— Information shown —
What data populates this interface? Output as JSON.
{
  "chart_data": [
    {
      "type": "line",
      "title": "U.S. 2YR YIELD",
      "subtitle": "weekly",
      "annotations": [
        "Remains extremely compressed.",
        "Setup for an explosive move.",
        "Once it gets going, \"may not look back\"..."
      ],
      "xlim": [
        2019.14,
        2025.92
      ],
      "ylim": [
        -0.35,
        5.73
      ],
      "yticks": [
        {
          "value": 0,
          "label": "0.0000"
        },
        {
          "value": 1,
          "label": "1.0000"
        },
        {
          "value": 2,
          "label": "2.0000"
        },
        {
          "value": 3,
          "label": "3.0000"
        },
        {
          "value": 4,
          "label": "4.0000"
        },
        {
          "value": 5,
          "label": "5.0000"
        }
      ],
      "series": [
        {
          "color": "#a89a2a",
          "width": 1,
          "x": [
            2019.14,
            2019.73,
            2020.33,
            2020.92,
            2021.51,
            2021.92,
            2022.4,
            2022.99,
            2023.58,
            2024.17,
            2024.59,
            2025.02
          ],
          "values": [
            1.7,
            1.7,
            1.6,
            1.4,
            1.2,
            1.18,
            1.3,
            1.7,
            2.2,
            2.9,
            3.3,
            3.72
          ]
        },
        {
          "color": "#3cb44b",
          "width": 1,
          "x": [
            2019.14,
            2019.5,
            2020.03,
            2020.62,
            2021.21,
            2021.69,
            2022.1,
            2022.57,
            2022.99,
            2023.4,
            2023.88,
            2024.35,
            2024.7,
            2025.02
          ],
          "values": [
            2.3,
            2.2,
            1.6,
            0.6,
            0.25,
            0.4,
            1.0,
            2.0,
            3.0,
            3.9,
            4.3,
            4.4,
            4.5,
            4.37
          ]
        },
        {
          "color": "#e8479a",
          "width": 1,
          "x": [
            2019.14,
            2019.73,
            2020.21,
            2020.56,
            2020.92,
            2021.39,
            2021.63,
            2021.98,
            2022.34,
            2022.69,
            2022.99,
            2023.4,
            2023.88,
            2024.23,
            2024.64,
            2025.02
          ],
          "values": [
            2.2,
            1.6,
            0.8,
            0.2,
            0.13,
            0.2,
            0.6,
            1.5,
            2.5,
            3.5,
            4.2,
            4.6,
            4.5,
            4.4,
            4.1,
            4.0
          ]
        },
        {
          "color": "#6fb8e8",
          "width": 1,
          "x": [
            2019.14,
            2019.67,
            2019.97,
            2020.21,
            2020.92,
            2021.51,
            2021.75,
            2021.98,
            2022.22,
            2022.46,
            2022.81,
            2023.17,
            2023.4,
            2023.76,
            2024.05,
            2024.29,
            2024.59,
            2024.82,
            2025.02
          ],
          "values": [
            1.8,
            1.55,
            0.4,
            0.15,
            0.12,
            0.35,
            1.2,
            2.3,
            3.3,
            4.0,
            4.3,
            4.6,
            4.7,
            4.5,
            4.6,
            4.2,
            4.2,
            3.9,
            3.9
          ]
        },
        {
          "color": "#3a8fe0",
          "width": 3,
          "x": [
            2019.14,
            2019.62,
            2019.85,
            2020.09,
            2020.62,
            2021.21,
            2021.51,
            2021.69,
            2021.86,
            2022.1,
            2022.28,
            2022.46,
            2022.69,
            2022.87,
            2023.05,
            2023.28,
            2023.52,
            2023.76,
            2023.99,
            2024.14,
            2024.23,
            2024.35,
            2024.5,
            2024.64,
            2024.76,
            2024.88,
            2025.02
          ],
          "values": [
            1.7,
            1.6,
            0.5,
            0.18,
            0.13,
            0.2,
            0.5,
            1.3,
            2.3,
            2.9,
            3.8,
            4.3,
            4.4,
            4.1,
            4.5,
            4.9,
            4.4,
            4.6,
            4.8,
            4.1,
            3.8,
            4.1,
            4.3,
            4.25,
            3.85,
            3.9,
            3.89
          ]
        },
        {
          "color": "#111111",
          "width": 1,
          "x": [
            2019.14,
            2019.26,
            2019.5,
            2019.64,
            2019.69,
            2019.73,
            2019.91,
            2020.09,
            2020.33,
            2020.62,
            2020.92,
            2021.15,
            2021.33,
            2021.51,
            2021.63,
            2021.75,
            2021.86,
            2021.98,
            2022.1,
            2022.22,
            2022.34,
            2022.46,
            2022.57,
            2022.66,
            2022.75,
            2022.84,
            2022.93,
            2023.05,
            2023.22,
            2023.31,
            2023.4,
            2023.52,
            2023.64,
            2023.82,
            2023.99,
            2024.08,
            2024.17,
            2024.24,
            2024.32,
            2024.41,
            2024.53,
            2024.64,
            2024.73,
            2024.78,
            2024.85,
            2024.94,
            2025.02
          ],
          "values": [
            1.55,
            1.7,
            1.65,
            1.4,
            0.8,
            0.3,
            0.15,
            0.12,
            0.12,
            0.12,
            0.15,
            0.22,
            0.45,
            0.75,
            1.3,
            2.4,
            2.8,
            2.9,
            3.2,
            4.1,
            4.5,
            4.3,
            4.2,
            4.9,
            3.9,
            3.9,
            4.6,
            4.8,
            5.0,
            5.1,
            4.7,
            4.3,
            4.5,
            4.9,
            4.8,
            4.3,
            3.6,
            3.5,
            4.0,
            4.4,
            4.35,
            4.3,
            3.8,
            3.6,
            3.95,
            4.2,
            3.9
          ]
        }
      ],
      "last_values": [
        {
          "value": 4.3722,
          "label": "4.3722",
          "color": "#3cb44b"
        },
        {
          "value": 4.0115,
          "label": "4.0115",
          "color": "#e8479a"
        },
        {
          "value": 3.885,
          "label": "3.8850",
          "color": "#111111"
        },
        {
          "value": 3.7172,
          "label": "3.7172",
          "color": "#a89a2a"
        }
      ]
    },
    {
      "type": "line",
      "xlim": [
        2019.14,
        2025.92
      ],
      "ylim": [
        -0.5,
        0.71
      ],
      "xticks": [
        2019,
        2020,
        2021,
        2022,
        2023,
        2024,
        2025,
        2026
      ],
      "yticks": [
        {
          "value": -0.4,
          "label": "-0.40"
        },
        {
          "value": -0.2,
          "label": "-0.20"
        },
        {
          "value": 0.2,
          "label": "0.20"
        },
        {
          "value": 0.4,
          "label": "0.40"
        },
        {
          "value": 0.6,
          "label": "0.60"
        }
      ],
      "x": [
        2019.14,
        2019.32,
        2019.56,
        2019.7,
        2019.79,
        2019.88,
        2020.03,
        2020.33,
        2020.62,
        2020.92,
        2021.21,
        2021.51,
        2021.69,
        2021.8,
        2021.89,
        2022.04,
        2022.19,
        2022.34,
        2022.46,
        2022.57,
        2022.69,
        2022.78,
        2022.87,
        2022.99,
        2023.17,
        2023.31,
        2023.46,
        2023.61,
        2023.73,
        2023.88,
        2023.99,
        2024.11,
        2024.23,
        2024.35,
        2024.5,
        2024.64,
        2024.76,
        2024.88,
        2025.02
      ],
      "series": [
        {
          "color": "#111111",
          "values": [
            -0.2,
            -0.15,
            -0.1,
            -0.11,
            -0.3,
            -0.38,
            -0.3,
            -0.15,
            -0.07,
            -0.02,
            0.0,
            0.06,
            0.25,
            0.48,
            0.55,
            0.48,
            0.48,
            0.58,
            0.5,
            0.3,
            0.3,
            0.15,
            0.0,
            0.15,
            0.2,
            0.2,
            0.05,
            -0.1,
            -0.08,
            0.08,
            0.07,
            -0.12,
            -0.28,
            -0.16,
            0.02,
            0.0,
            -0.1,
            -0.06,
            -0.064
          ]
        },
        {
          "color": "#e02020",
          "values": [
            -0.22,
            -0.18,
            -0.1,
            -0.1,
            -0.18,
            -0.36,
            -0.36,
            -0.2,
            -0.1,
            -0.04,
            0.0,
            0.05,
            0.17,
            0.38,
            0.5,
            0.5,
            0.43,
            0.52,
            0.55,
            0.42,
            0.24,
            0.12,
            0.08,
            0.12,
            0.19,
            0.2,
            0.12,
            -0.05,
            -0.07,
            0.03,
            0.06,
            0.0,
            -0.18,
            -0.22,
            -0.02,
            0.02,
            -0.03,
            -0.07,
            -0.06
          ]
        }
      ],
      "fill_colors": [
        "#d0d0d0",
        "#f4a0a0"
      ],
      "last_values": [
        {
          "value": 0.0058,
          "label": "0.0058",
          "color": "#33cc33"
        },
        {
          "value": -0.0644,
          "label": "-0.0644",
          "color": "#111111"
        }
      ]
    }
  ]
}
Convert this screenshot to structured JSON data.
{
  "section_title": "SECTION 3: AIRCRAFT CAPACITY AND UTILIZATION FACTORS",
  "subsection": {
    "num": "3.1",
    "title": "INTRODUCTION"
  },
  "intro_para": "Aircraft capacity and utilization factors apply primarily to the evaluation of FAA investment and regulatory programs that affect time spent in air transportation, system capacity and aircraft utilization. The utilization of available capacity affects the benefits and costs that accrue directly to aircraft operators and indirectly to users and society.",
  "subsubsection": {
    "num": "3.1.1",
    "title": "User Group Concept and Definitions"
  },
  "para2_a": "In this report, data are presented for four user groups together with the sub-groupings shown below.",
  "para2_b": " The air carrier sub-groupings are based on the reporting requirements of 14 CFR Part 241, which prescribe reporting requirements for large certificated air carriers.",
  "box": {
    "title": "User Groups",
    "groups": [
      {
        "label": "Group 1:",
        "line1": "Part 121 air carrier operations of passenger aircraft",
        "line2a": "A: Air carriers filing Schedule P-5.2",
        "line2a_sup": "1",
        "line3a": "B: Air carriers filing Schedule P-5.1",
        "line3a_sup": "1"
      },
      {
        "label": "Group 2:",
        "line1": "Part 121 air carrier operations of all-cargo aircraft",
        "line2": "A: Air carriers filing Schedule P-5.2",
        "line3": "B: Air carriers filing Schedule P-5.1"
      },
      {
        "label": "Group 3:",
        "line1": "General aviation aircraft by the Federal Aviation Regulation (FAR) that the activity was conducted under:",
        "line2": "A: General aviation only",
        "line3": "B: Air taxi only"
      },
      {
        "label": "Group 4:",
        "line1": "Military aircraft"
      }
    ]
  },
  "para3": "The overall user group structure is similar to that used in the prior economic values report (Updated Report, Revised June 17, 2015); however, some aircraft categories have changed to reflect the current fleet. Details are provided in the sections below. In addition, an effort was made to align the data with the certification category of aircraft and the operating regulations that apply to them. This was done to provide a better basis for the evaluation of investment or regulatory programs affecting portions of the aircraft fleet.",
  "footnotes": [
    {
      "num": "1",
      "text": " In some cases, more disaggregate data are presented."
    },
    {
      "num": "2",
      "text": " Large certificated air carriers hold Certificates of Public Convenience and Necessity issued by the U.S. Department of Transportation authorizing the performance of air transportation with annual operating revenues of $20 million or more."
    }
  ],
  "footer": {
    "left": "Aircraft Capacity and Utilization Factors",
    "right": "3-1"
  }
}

— Task prompt —
Wherever the word "filing" occurs in a line of the listing, copy that line.

— Worked solution —
        "line2a": "A: Air carriers filing Schedule P-5.2",
        "line3a": "B: Air carriers filing Schedule P-5.1",
        "line2": "A: Air carriers filing Schedule P-5.2",
        "line3": "B: Air carriers filing Schedule P-5.1"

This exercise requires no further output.